═════ Record excerpts

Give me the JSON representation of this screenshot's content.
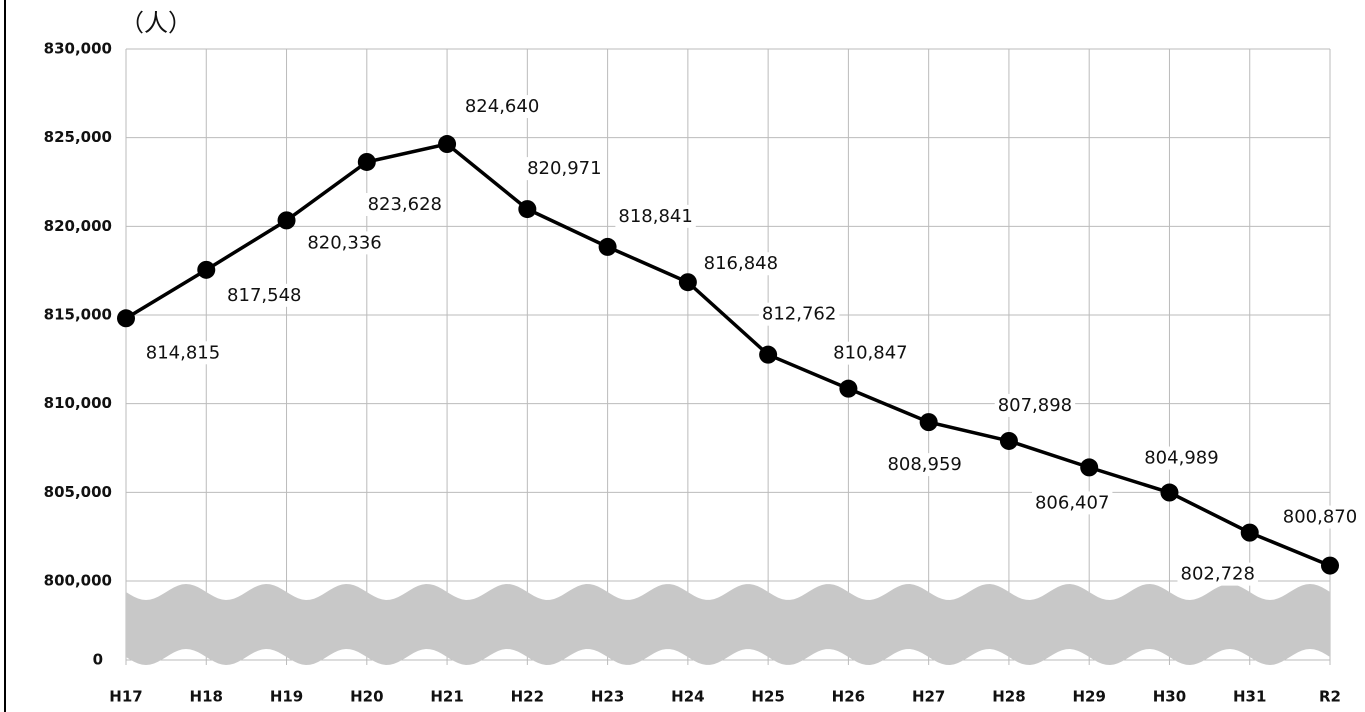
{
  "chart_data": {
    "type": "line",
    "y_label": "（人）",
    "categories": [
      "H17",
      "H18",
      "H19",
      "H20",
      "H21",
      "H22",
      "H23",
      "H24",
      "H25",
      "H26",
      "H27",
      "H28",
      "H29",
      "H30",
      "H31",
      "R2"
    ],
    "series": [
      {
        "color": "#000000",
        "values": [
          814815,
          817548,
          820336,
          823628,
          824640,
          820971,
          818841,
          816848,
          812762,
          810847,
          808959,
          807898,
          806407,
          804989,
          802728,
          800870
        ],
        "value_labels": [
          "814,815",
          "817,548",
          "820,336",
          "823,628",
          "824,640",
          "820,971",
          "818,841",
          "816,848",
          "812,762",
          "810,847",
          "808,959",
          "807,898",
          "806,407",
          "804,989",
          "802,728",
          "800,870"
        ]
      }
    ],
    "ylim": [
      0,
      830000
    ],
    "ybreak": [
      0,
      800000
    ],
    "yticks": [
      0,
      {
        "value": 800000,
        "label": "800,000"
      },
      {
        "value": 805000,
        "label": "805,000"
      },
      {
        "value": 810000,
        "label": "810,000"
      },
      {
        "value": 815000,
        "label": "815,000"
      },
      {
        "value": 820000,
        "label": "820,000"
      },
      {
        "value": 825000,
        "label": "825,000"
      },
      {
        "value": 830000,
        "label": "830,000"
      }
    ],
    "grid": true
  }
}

══════════
═════ Record excerpts

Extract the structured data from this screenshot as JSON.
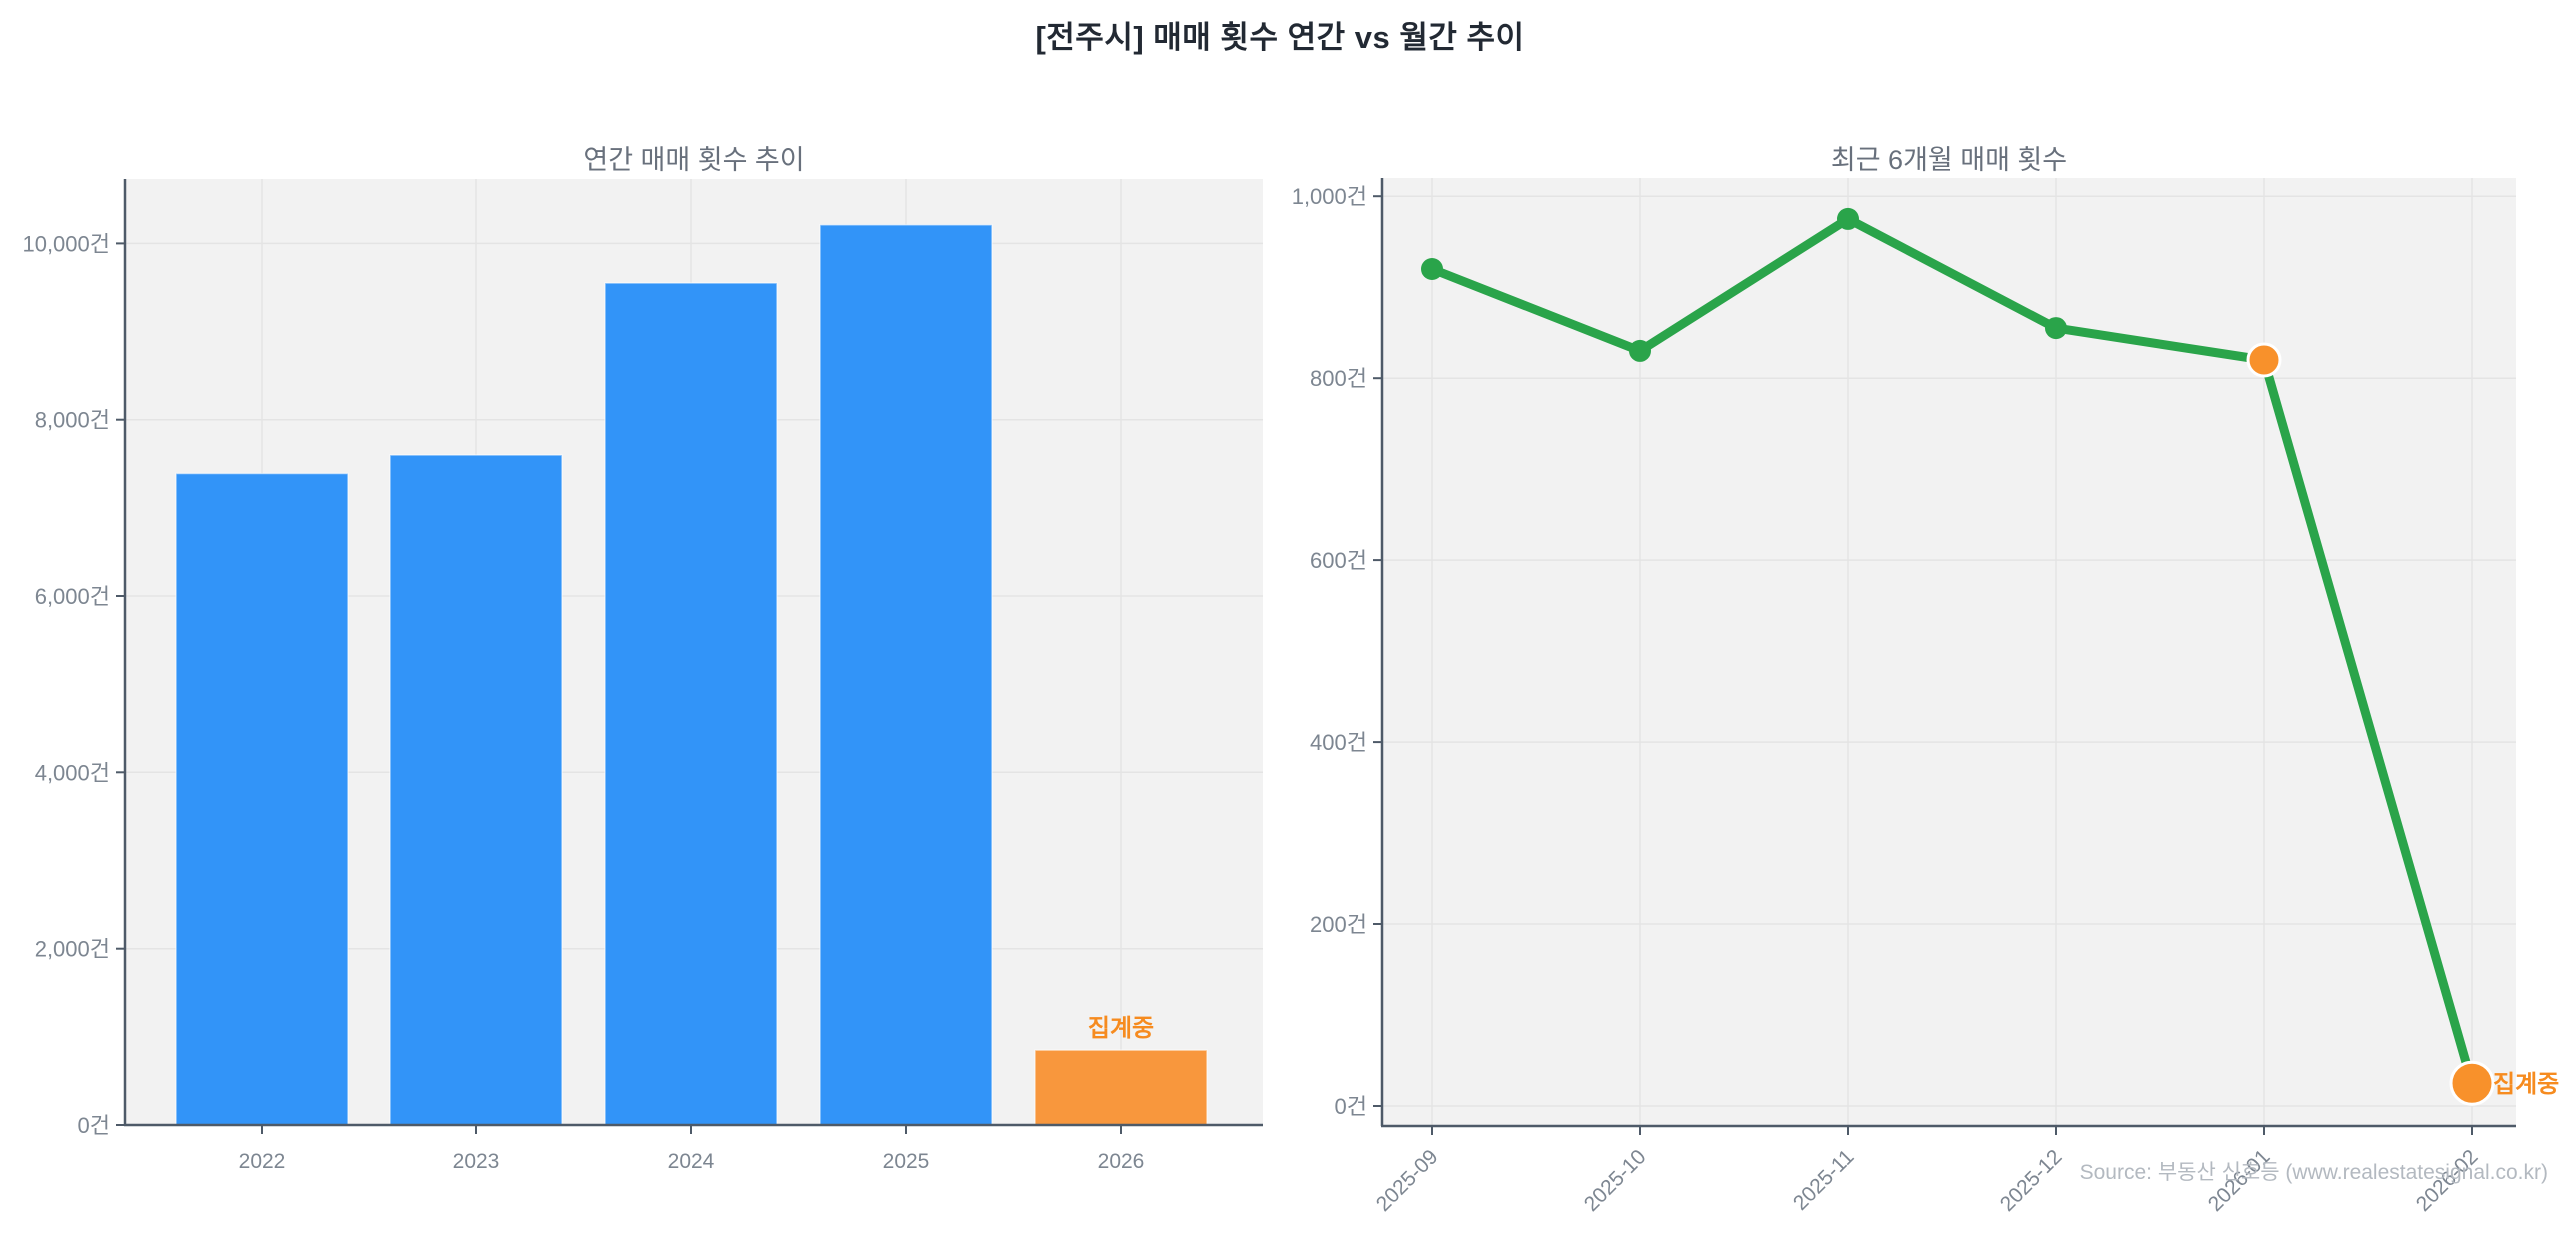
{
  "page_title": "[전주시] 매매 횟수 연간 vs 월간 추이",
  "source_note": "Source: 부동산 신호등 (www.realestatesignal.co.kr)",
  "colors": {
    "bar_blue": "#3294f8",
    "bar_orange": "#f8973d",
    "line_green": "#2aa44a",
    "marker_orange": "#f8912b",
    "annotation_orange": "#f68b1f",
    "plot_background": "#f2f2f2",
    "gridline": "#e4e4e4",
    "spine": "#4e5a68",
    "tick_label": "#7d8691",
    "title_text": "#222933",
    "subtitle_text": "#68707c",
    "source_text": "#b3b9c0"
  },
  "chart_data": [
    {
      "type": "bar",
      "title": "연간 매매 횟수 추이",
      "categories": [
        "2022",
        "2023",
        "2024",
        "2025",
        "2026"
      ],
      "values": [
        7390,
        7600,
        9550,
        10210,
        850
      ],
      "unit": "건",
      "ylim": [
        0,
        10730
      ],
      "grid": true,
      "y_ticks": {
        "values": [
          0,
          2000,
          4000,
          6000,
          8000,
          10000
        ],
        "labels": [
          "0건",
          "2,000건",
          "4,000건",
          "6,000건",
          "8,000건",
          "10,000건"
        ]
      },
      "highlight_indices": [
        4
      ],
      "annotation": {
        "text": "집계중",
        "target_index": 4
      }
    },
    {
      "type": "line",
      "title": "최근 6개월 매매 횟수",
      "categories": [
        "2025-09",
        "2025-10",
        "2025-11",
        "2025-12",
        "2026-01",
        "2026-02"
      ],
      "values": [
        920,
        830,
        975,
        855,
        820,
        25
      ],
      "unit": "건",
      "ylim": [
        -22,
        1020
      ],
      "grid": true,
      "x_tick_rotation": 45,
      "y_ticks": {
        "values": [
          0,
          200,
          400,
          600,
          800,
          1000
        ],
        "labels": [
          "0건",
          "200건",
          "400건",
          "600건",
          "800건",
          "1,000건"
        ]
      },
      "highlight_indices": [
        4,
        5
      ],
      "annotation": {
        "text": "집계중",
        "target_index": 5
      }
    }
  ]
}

══════════

Set task =
Count the lines of the data that contain the string "JSON", and reply with that number alone.

Task output =
2